WORK REQUIRED: Write out the full listing again, exactly as it stands.

== == ==

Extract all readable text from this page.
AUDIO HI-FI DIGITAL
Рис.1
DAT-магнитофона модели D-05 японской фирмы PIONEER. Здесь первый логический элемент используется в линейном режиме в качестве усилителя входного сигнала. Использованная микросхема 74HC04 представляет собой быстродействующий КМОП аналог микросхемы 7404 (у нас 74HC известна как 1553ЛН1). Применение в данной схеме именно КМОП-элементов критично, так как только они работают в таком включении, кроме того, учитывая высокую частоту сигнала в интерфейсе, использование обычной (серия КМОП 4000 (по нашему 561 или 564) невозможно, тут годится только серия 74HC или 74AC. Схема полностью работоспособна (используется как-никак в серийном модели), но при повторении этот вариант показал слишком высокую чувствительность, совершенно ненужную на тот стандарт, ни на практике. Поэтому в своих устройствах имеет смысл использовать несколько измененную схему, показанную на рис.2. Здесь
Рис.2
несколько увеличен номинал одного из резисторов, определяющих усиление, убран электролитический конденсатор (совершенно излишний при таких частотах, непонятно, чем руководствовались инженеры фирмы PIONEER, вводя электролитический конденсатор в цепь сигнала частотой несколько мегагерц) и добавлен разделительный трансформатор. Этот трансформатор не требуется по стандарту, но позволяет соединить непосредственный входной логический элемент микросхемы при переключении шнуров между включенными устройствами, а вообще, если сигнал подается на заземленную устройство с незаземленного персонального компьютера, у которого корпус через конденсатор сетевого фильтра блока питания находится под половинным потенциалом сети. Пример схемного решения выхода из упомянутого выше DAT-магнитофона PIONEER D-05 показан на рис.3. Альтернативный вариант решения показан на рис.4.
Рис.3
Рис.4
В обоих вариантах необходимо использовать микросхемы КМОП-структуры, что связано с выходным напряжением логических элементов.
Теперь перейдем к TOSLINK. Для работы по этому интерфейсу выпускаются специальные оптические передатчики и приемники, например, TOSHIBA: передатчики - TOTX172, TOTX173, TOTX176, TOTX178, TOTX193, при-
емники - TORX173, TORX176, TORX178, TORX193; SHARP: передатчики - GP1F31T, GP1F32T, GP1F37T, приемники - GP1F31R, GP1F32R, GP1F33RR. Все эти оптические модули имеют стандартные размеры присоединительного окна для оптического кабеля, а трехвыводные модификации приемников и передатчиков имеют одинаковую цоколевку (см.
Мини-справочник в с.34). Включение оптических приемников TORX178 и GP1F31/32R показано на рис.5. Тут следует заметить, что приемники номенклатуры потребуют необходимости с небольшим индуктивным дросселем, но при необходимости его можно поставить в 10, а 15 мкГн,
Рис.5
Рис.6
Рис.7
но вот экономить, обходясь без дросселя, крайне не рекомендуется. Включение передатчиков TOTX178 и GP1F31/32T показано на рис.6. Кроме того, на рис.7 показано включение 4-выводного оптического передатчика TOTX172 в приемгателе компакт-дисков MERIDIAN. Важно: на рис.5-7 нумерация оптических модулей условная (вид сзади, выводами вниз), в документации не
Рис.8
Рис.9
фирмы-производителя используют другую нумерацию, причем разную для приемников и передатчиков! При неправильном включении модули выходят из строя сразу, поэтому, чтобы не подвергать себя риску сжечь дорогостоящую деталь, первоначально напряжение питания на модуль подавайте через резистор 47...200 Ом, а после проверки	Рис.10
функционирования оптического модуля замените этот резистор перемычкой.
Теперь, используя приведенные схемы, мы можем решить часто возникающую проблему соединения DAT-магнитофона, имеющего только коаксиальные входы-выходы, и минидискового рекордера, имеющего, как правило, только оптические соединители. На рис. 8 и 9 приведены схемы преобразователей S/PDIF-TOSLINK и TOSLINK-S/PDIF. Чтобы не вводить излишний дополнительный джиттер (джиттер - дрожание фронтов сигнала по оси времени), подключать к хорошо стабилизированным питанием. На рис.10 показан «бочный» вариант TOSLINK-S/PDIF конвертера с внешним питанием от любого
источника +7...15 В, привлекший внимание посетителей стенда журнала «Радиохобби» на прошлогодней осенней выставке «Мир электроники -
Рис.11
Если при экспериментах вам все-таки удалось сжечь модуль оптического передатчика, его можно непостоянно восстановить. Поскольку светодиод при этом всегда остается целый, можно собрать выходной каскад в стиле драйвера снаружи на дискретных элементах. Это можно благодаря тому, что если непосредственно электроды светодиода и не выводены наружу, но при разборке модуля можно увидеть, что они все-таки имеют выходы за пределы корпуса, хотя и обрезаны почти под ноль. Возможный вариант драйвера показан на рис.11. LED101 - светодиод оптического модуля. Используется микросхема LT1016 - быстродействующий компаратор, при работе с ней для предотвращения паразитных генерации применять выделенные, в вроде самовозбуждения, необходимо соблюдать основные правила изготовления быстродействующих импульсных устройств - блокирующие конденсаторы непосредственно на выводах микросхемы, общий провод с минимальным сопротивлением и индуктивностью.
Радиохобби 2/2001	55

== == ==

CORRECT ANSWER:
Extract all readable text from this page.
AUDIO HI-FI DIGITAL
Рис.1
DAT-магнитофона модели D-05 японской фирмы PIONEER. Здесь первый логический элемент используется в линейном режиме в качестве усилителя входного сигнала. Использованная микросхема 74HC04 представляет собой быстродействующий КМОП аналог микросхемы 7404 (у нас 74HC известна как 1553ЛН1). Применение в данной схеме именно КМОП-элементов критично, так как только они работают в таком включении, кроме того, учитывая высокую частоту сигнала в интерфейсе, использование обычной (серия КМОП 4000 (по нашему 561 или 564) невозможно, тут годится только серия 74HC или 74AC. Схема полностью работоспособна (используется как-никак в серийном модели), но при повторении этот вариант показал слишком высокую чувствительность, совершенно ненужную на тот стандарт, ни на практике. Поэтому в своих устройствах имеет смысл использовать несколько измененную схему, показанную на рис.2. Здесь
Рис.2
несколько увеличен номинал одного из резисторов, определяющих усиление, убран электролитический конденсатор (совершенно излишний при таких частотах, непонятно, чем руководствовались инженеры фирмы PIONEER, вводя электролитический конденсатор в цепь сигнала частотой несколько мегагерц) и добавлен разделительный трансформатор. Этот трансформатор не требуется по стандарту, но позволяет соединить непосредственный входной логический элемент микросхемы при переключении шнуров между включенными устройствами, а вообще, если сигнал подается на заземленную устройство с незаземленного персонального компьютера, у которого корпус через конденсатор сетевого фильтра блока питания находится под половинным потенциалом сети. Пример схемного решения выхода из упомянутого выше DAT-магнитофона PIONEER D-05 показан на рис.3. Альтернативный вариант решения показан на рис.4.
Рис.3
Рис.4
В обоих вариантах необходимо использовать микросхемы КМОП-структуры, что связано с выходным напряжением логических элементов.
Теперь перейдем к TOSLINK. Для работы по этому интерфейсу выпускаются специальные оптические передатчики и приемники, например, TOSHIBA: передатчики - TOTX172, TOTX173, TOTX176, TOTX178, TOTX193, при-
емники - TORX173, TORX176, TORX178, TORX193; SHARP: передатчики - GP1F31T, GP1F32T, GP1F37T, приемники - GP1F31R, GP1F32R, GP1F33RR. Все эти оптические модули имеют стандартные размеры присоединительного окна для оптического кабеля, а трехвыводные модификации приемников и передатчиков имеют одинаковую цоколевку (см.
Мини-справочник в с.34). Включение оптических приемников TORX178 и GP1F31/32R показано на рис.5. Тут следует заметить, что приемники номенклатуры потребуют необходимости с небольшим индуктивным дросселем, но при необходимости его можно поставить в 10, а 15 мкГн,
Рис.5
Рис.6
Рис.7
но вот экономить, обходясь без дросселя, крайне не рекомендуется. Включение передатчиков TOTX178 и GP1F31/32T показано на рис.6. Кроме того, на рис.7 показано включение 4-выводного оптического передатчика TOTX172 в приемгателе компакт-дисков MERIDIAN. Важно: на рис.5-7 нумерация оптических модулей условная (вид сзади, выводами вниз), в документации не
Рис.8
Рис.9
фирмы-производителя используют другую нумерацию, причем разную для приемников и передатчиков! При неправильном включении модули выходят из строя сразу, поэтому, чтобы не подвергать себя риску сжечь дорогостоящую деталь, первоначально напряжение питания на модуль подавайте через резистор 47...200 Ом, а после проверки	Рис.10
функционирования оптического модуля замените этот резистор перемычкой.
Теперь, используя приведенные схемы, мы можем решить часто возникающую проблему соединения DAT-магнитофона, имеющего только коаксиальные входы-выходы, и минидискового рекордера, имеющего, как правило, только оптические соединители. На рис. 8 и 9 приведены схемы преобразователей S/PDIF-TOSLINK и TOSLINK-S/PDIF. Чтобы не вводить излишний дополнительный джиттер (джиттер - дрожание фронтов сигнала по оси времени), подключать к хорошо стабилизированным питанием. На рис.10 показан «бочный» вариант TOSLINK-S/PDIF конвертера с внешним питанием от любого
источника +7...15 В, привлекший внимание посетителей стенда журнала «Радиохобби» на прошлогодней осенней выставке «Мир электроники -
Рис.11
Если при экспериментах вам все-таки удалось сжечь модуль оптического передатчика, его можно непостоянно восстановить. Поскольку светодиод при этом всегда остается целый, можно собрать выходной каскад в стиле драйвера снаружи на дискретных элементах. Это можно благодаря тому, что если непосредственно электроды светодиода и не выводены наружу, но при разборке модуля можно увидеть, что они все-таки имеют выходы за пределы корпуса, хотя и обрезаны почти под ноль. Возможный вариант драйвера показан на рис.11. LED101 - светодиод оптического модуля. Используется микросхема LT1016 - быстродействующий компаратор, при работе с ней для предотвращения паразитных генерации применять выделенные, в вроде самовозбуждения, необходимо соблюдать основные правила изготовления быстродействующих импульсных устройств - блокирующие конденсаторы непосредственно на выводах микросхемы, общий провод с минимальным сопротивлением и индуктивностью.
Радиохобби 2/2001	55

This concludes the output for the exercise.